◆ Short task ◆
Recast every line of the items below as a numbered list, skipping blank lines and leaving the pictures out of your answer.

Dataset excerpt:
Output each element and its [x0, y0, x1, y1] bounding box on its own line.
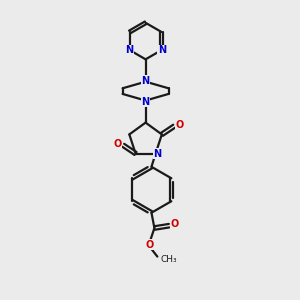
Text: CH₃: CH₃	[161, 255, 178, 264]
Text: O: O	[171, 219, 179, 229]
Text: O: O	[176, 120, 184, 130]
Text: N: N	[142, 76, 150, 85]
Text: N: N	[142, 97, 150, 107]
Text: O: O	[145, 240, 154, 250]
Text: N: N	[158, 45, 166, 55]
Text: N: N	[154, 148, 162, 158]
Text: N: N	[125, 45, 133, 55]
Text: O: O	[114, 139, 122, 149]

◆ The answer ◆
1. Output each element and its [x0, y0, x1, y1] bounding box on its own line.
2. Text: CH₃: CH₃	[161, 255, 178, 264]
3. Text: O: O	[171, 219, 179, 229]
4. Text: O: O	[176, 120, 184, 130]
5. Text: N: N	[142, 76, 150, 85]
6. Text: N: N	[142, 97, 150, 107]
7. Text: O: O	[145, 240, 154, 250]
8. Text: N: N	[158, 45, 166, 55]
9. Text: N: N	[154, 148, 162, 158]
10. Text: N: N	[125, 45, 133, 55]
11. Text: O: O	[114, 139, 122, 149]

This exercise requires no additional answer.